What this task involves: Some lines in the records below may hold the word "neutr"; give the number of those lines and nothing else.
-------
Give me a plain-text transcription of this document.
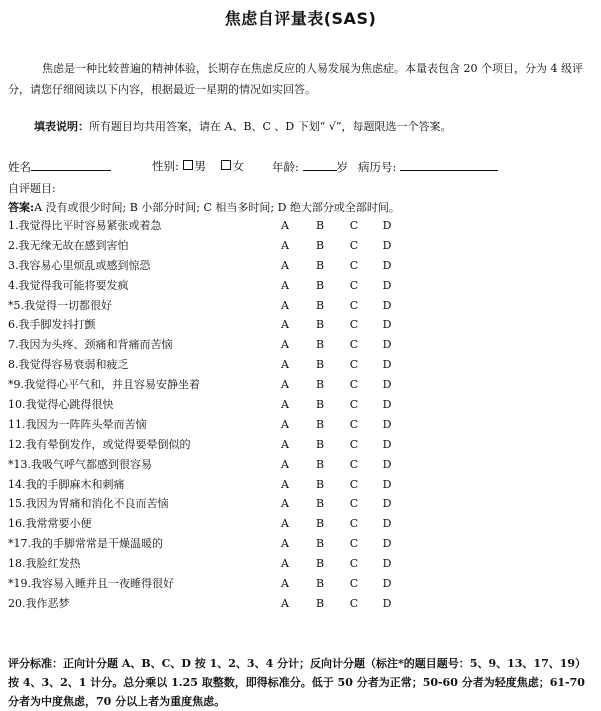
焦虑自评量表(SAS)
焦虑是一种比较普遍的精神体验，长期存在焦虑反应的人易发展为焦虑症。本量表包含 20 个项目，分为 4 级评分，请您仔细阅读以下内容，根据最近一星期的情况如实回答。
填表说明：所有题目均共用答案，请在 A、B、C 、D 下划“ √”，每题限选一个答案。
姓名	性别: 男 女 年龄:	岁 病历号:
自评题目:
答案:A 没有或很少时间; B 小部分时间; C 相当多时间; D 绝大部分或全部时间。
1.我觉得比平时容易紧张或着急	A B C D
2.我无缘无故在感到害怕	A B C D
3.我容易心里烦乱或感到惊恐	A B C D
4.我觉得我可能将要发疯	A B C D
*5.我觉得一切都很好	A B C D
6.我手脚发抖打颤	A B C D
7.我因为头疼、颈痛和背痛而苦恼	A B C D
8.我觉得容易衰弱和疲乏	A B C D
*9.我觉得心平气和，并且容易安静坐着	A B C D
10.我觉得心跳得很快	A B C D
11.我因为一阵阵头晕而苦恼	A B C D
12.我有晕倒发作，或觉得要晕倒似的	A B C D
*13.我吸气呼气都感到很容易	A B C D
14.我的手脚麻木和刺痛	A B C D
15.我因为胃痛和消化不良而苦恼	A B C D
16.我常常要小便	A B C D
*17.我的手脚常常是干燥温暖的	A B C D
18.我脸红发热	A B C D
*19.我容易入睡并且一夜睡得很好	A B C D
20.我作恶梦	A B C D
评分标准：正向计分题 A、B、C、D 按 1、2、3、4 分计；反向计分题（标注*的题目题号：5、9、13、17、19）按 4、3、2、1 计分。总分乘以 1.25 取整数，即得标准分。低于 50 分者为正常；50-60 分者为轻度焦虑；61-70 分者为中度焦虑，70 分以上者为重度焦虑。
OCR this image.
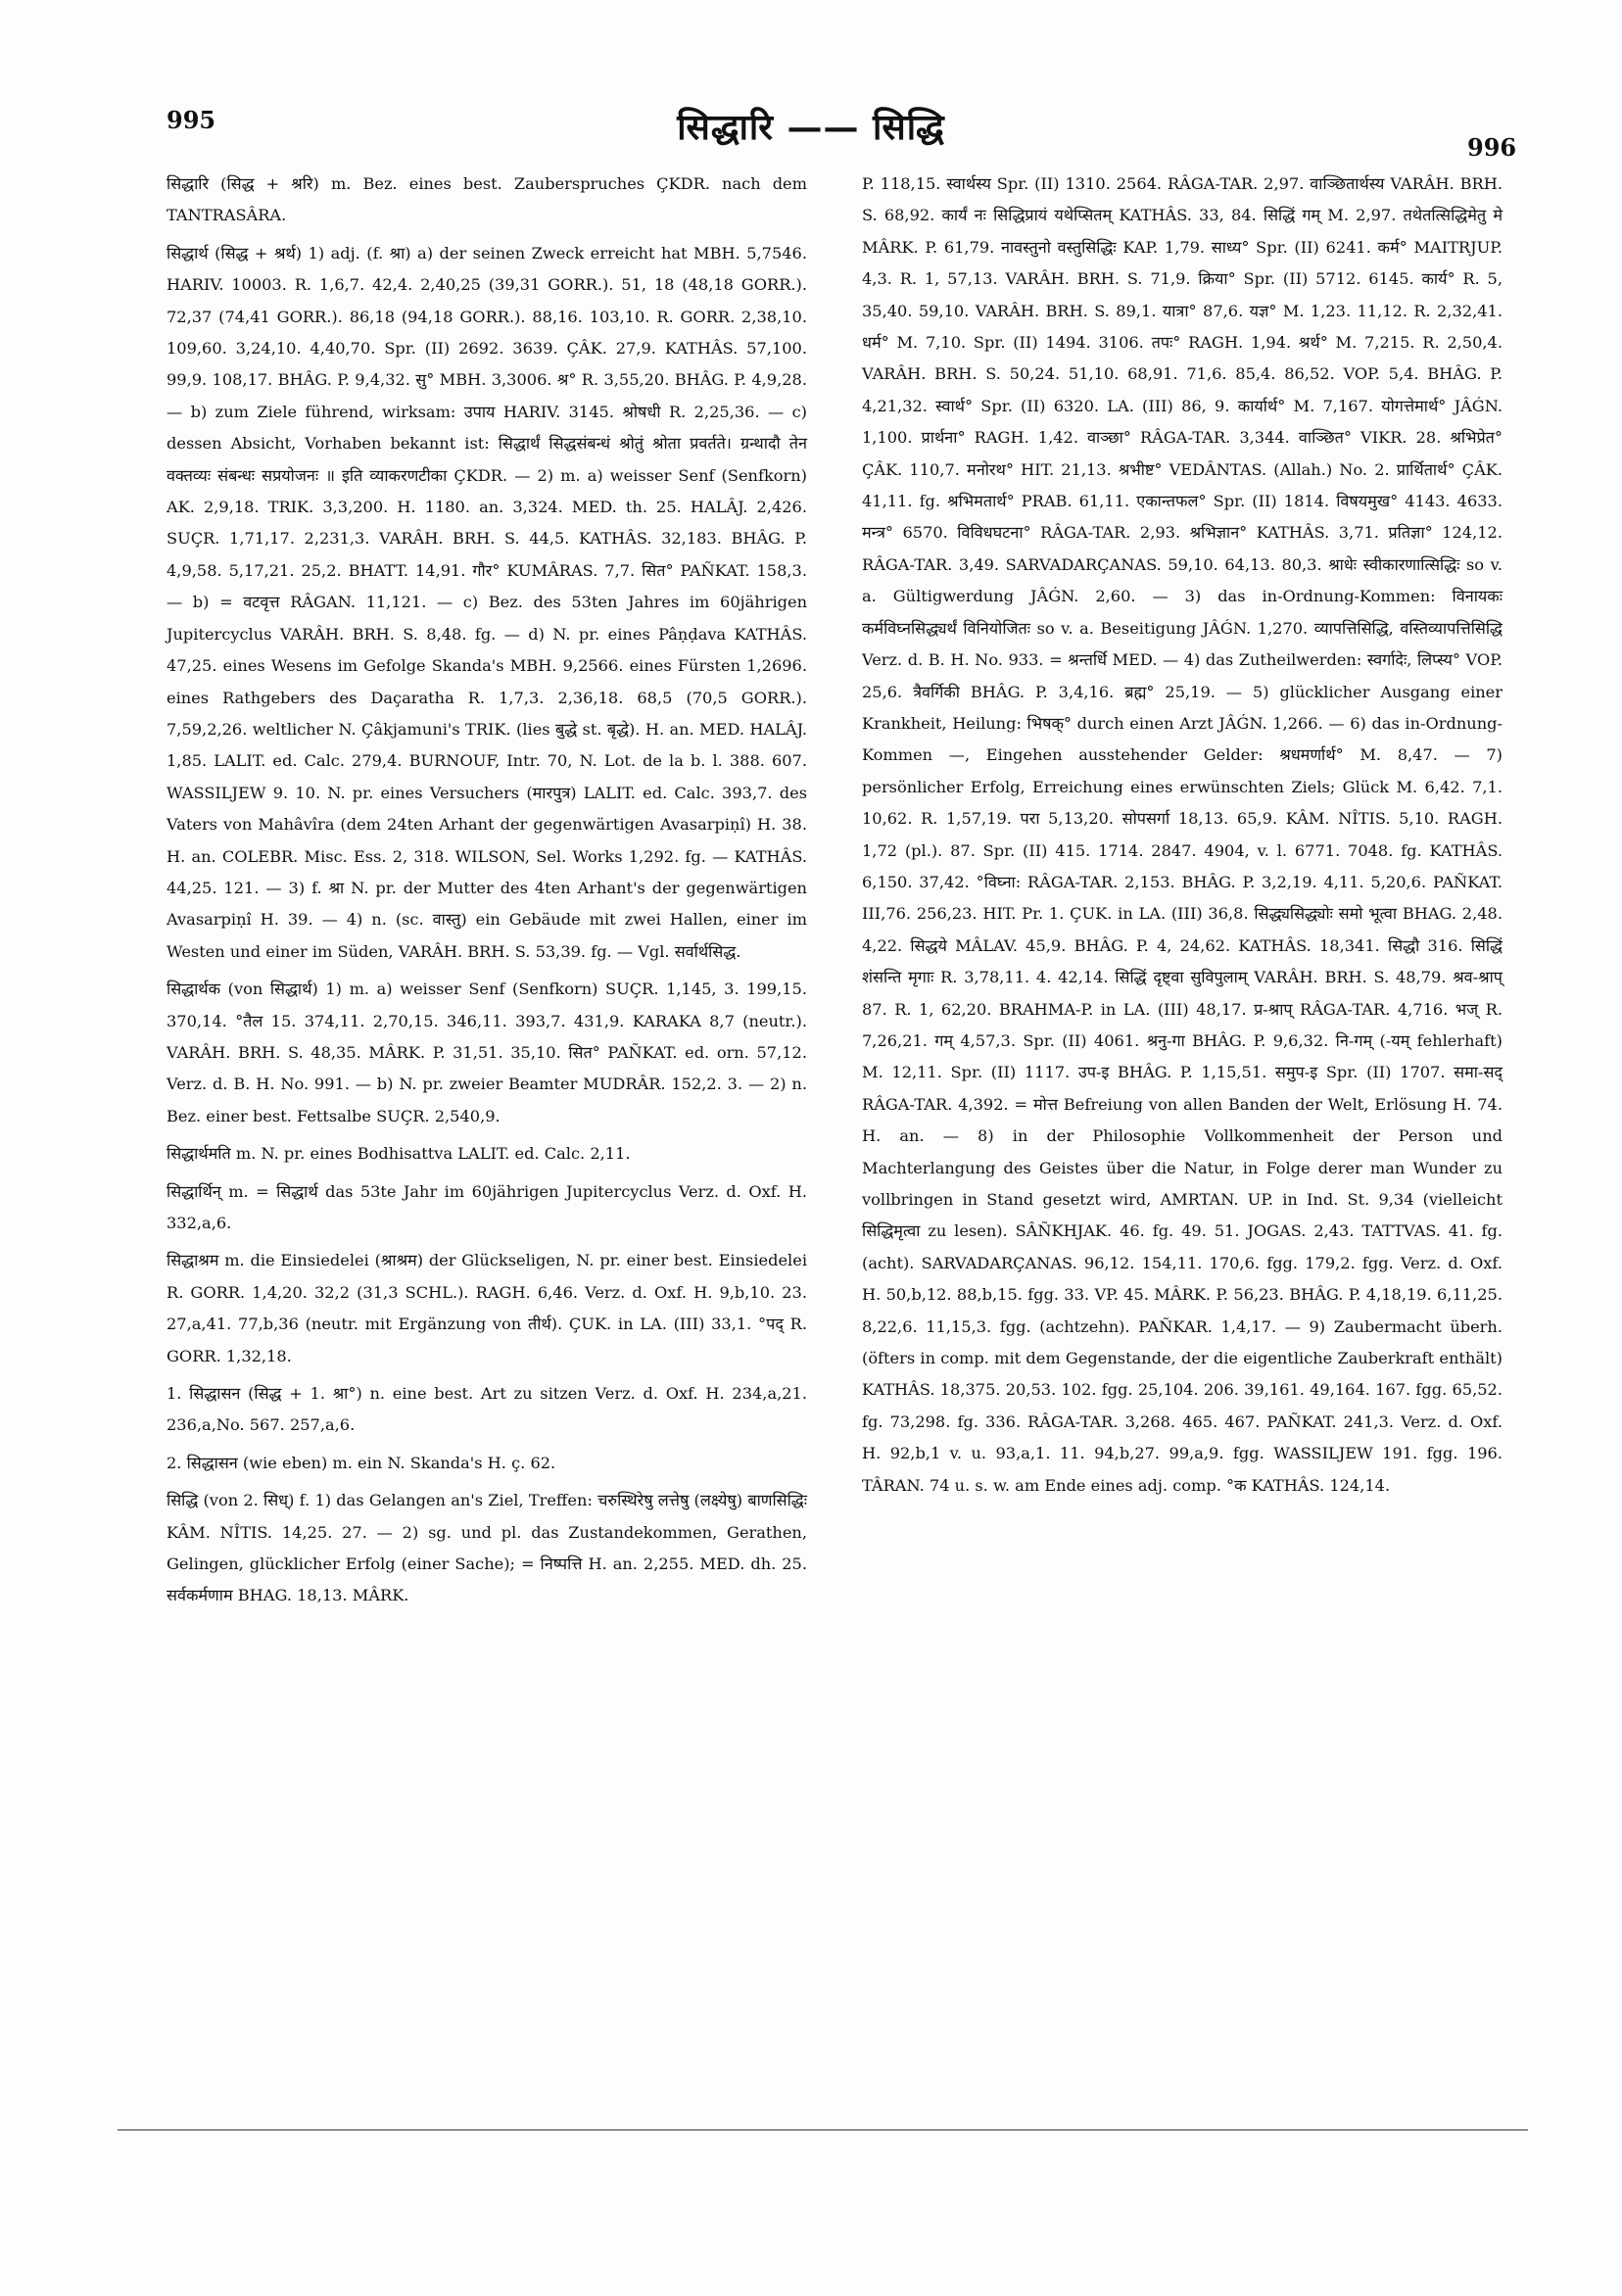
995	सिद्धारि —— सिद्धि	996

सिद्धारि (सिद्ध + श्ररि) m. Bez. eines best. Zauberspruches ÇKDR. nach dem TANTRASÂRA.

सिद्धार्थ (सिद्ध + श्रर्थ) 1) adj. (f. श्रा) a) der seinen Zweck erreicht hat MBH. 5,7546. HARIV. 10003. R. 1,6,7. 42,4. 2,40,25 (39,31 GORR.). 51, 18 (48,18 GORR.). 72,37 (74,41 GORR.). 86,18 (94,18 GORR.). 88,16. 103,10. R. GORR. 2,38,10. 109,60. 3,24,10. 4,40,70. Spr. (II) 2692. 3639. ÇÂK. 27,9. KATHÂS. 57,100. 99,9. 108,17. BHÂG. P. 9,4,32. सु° MBH. 3,3006. श्र° R. 3,55,20. BHÂG. P. 4,9,28. — b) zum Ziele führend, wirksam: उपाय HARIV. 3145. श्रोषधी R. 2,25,36. — c) dessen Absicht, Vorhaben bekannt ist: सिद्धार्थं सिद्धसंबन्धं श्रोतुं श्रोता प्रवर्तते। ग्रन्थादौ तेन वक्तव्यः संबन्धः सप्रयोजनः ॥ इति व्याकरणटीका ÇKDR. — 2) m. a) weisser Senf (Senfkorn) AK. 2,9,18. TRIK. 3,3,200. H. 1180. an. 3,324. MED. th. 25. HALÂJ. 2,426. SUÇR. 1,71,17. 2,231,3. VARÂH. BRH. S. 44,5. KATHÂS. 32,183. BHÂG. P. 4,9,58. 5,17,21. 25,2. BHATT. 14,91. गौर° KUMÂRAS. 7,7. सित° PAÑKAT. 158,3. — b) = वटवृत्त RÂGAN. 11,121. — c) Bez. des 53ten Jahres im 60jährigen Jupitercyclus VARÂH. BRH. S. 8,48. fg. — d) N. pr. eines Pâṇḍava KATHÂS. 47,25. eines Wesens im Gefolge Skanda's MBH. 9,2566. eines Fürsten 1,2696. eines Rathgebers des Daçaratha R. 1,7,3. 2,36,18. 68,5 (70,5 GORR.). 7,59,2,26. weltlicher N. Çâkjamuni's TRIK. (lies बुद्धे st. बृद्धे). H. an. MED. HALÂJ. 1,85. LALIT. ed. Calc. 279,4. BURNOUF, Intr. 70, N. Lot. de la b. l. 388. 607. WASSILJEW 9. 10. N. pr. eines Versuchers (मारपुत्र) LALIT. ed. Calc. 393,7. des Vaters von Mahâvîra (dem 24ten Arhant der gegenwärtigen Avasarpiṇî) H. 38. H. an. COLEBR. Misc. Ess. 2, 318. WILSON, Sel. Works 1,292. fg. — KATHÂS. 44,25. 121. — 3) f. श्रा N. pr. der Mutter des 4ten Arhant's der gegenwärtigen Avasarpiṇî H. 39. — 4) n. (sc. वास्तु) ein Gebäude mit zwei Hallen, einer im Westen und einer im Süden, VARÂH. BRH. S. 53,39. fg. — Vgl. सर्वार्थसिद्ध.

सिद्धार्थक (von सिद्धार्थ) 1) m. a) weisser Senf (Senfkorn) SUÇR. 1,145, 3. 199,15. 370,14. °तैल 15. 374,11. 2,70,15. 346,11. 393,7. 431,9. KARAKA 8,7 (neutr.). VARÂH. BRH. S. 48,35. MÂRK. P. 31,51. 35,10. सित° PAÑKAT. ed. orn. 57,12. Verz. d. B. H. No. 991. — b) N. pr. zweier Beamter MUDRÂR. 152,2. 3. — 2) n. Bez. einer best. Fettsalbe SUÇR. 2,540,9.

सिद्धार्थमति m. N. pr. eines Bodhisattva LALIT. ed. Calc. 2,11.

सिद्धार्थिन् m. = सिद्धार्थ das 53te Jahr im 60jährigen Jupitercyclus Verz. d. Oxf. H. 332,a,6.

सिद्धाश्रम m. die Einsiedelei (श्राश्रम) der Glückseligen, N. pr. einer best. Einsiedelei R. GORR. 1,4,20. 32,2 (31,3 SCHL.). RAGH. 6,46. Verz. d. Oxf. H. 9,b,10. 23. 27,a,41. 77,b,36 (neutr. mit Ergänzung von तीर्थ). ÇUK. in LA. (III) 33,1. °पद् R. GORR. 1,32,18.

1. सिद्धासन (सिद्ध + 1. श्रा°) n. eine best. Art zu sitzen Verz. d. Oxf. H. 234,a,21. 236,a,No. 567. 257,a,6.

2. सिद्धासन (wie eben) m. ein N. Skanda's H. ç. 62.

सिद्धि (von 2. सिध्) f. 1) das Gelangen an's Ziel, Treffen: चरुस्थिरेषु लत्तेषु (लक्ष्येषु) बाणसिद्धिः KÂM. NÎTIS. 14,25. 27. — 2) sg. und pl. das Zustandekommen, Gerathen, Gelingen, glücklicher Erfolg (einer Sache); = निष्पत्ति H. an. 2,255. MED. dh. 25. सर्वकर्मणाम BHAG. 18,13. MÂRK.

P. 118,15. स्वार्थस्य Spr. (II) 1310. 2564. RÂGA-TAR. 2,97. वाञ्छितार्थस्य VARÂH. BRH. S. 68,92. कार्यं नः सिद्धिप्रायं यथेप्सितम् KATHÂS. 33, 84. सिद्धिं गम् M. 2,97. तथेतत्सिद्धिमेतु मे MÂRK. P. 61,79. नावस्तुनो वस्तुसिद्धिः KAP. 1,79. साध्य° Spr. (II) 6241. कर्म° MAITRJUP. 4,3. R. 1, 57,13. VARÂH. BRH. S. 71,9. क्रिया° Spr. (II) 5712. 6145. कार्य° R. 5, 35,40. 59,10. VARÂH. BRH. S. 89,1. यात्रा° 87,6. यज्ञ° M. 1,23. 11,12. R. 2,32,41. धर्म° M. 7,10. Spr. (II) 1494. 3106. तपः° RAGH. 1,94. श्रर्थ° M. 7,215. R. 2,50,4. VARÂH. BRH. S. 50,24. 51,10. 68,91. 71,6. 85,4. 86,52. VOP. 5,4. BHÂG. P. 4,21,32. स्वार्थ° Spr. (II) 6320. LA. (III) 86, 9. कार्यार्थ° M. 7,167. योगत्तेमार्थ° JÂǴN. 1,100. प्रार्थना° RAGH. 1,42. वाञ्छा° RÂGA-TAR. 3,344. वाञ्छित° VIKR. 28. श्रभिप्रेत° ÇÂK. 110,7. मनोरथ° HIT. 21,13. श्रभीष्ट° VEDÂNTAS. (Allah.) No. 2. प्रार्थितार्थ° ÇÂK. 41,11. fg. श्रभिमतार्थ° PRAB. 61,11. एकान्तफल° Spr. (II) 1814. विषयमुख° 4143. 4633. मन्त्र° 6570. विविधघटना° RÂGA-TAR. 2,93. श्रभिज्ञान° KATHÂS. 3,71. प्रतिज्ञा° 124,12. RÂGA-TAR. 3,49. SARVADARÇANAS. 59,10. 64,13. 80,3. श्राधेः स्वीकारणात्सिद्धिः so v. a. Gültigwerdung JÂǴN. 2,60. — 3) das in-Ordnung-Kommen: विनायकः कर्मविघ्नसिद्ध्यर्थं विनियोजितः so v. a. Beseitigung JÂǴN. 1,270. व्यापत्तिसिद्धि, वस्तिव्यापत्तिसिद्धि Verz. d. B. H. No. 933. = श्रन्तर्धि MED. — 4) das Zutheilwerden: स्वर्गादेः, लिप्स्य° VOP. 25,6. त्रैवर्गिकी BHÂG. P. 3,4,16. ब्रह्म° 25,19. — 5) glücklicher Ausgang einer Krankheit, Heilung: भिषक्° durch einen Arzt JÂǴN. 1,266. — 6) das in-Ordnung-Kommen —, Eingehen ausstehender Gelder: श्रधमर्णार्थ° M. 8,47. — 7) persönlicher Erfolg, Erreichung eines erwünschten Ziels; Glück M. 6,42. 7,1. 10,62. R. 1,57,19. परा 5,13,20. सोपसर्गा 18,13. 65,9. KÂM. NÎTIS. 5,10. RAGH. 1,72 (pl.). 87. Spr. (II) 415. 1714. 2847. 4904, v. l. 6771. 7048. fg. KATHÂS. 6,150. 37,42. °विघ्ना: RÂGA-TAR. 2,153. BHÂG. P. 3,2,19. 4,11. 5,20,6. PAÑKAT. III,76. 256,23. HIT. Pr. 1. ÇUK. in LA. (III) 36,8. सिद्ध्यसिद्ध्योः समो भूत्वा BHAG. 2,48. 4,22. सिद्धये MÂLAV. 45,9. BHÂG. P. 4, 24,62. KATHÂS. 18,341. सिद्धौ 316. सिद्धिं शंसन्ति मृगाः R. 3,78,11. 4. 42,14. सिद्धिं दृष्ट्वा सुविपुलाम् VARÂH. BRH. S. 48,79. श्रव-श्राप् 87. R. 1, 62,20. BRAHMA-P. in LA. (III) 48,17. प्र-श्राप् RÂGA-TAR. 4,716. भज् R. 7,26,21. गम् 4,57,3. Spr. (II) 4061. श्रनु-गा BHÂG. P. 9,6,32. नि-गम् (-यम् fehlerhaft) M. 12,11. Spr. (II) 1117. उप-इ BHÂG. P. 1,15,51. समुप-इ Spr. (II) 1707. समा-सद् RÂGA-TAR. 4,392. = मोत्त Befreiung von allen Banden der Welt, Erlösung H. 74. H. an. — 8) in der Philosophie Vollkommenheit der Person und Machterlangung des Geistes über die Natur, in Folge derer man Wunder zu vollbringen in Stand gesetzt wird, AMRTAN. UP. in Ind. St. 9,34 (vielleicht सिद्धिमृत्वा zu lesen). SÂÑKHJAK. 46. fg. 49. 51. JOGAS. 2,43. TATTVAS. 41. fg. (acht). SARVADARÇANAS. 96,12. 154,11. 170,6. fgg. 179,2. fgg. Verz. d. Oxf. H. 50,b,12. 88,b,15. fgg. 33. VP. 45. MÂRK. P. 56,23. BHÂG. P. 4,18,19. 6,11,25. 8,22,6. 11,15,3. fgg. (achtzehn). PAÑKAR. 1,4,17. — 9) Zaubermacht überh. (öfters in comp. mit dem Gegenstande, der die eigentliche Zauberkraft enthält) KATHÂS. 18,375. 20,53. 102. fgg. 25,104. 206. 39,161. 49,164. 167. fgg. 65,52. fg. 73,298. fg. 336. RÂGA-TAR. 3,268. 465. 467. PAÑKAT. 241,3. Verz. d. Oxf. H. 92,b,1 v. u. 93,a,1. 11. 94,b,27. 99,a,9. fgg. WASSILJEW 191. fgg. 196. TÂRAN. 74 u. s. w. am Ende eines adj. comp. °क KATHÂS. 124,14.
-------
Reply: 2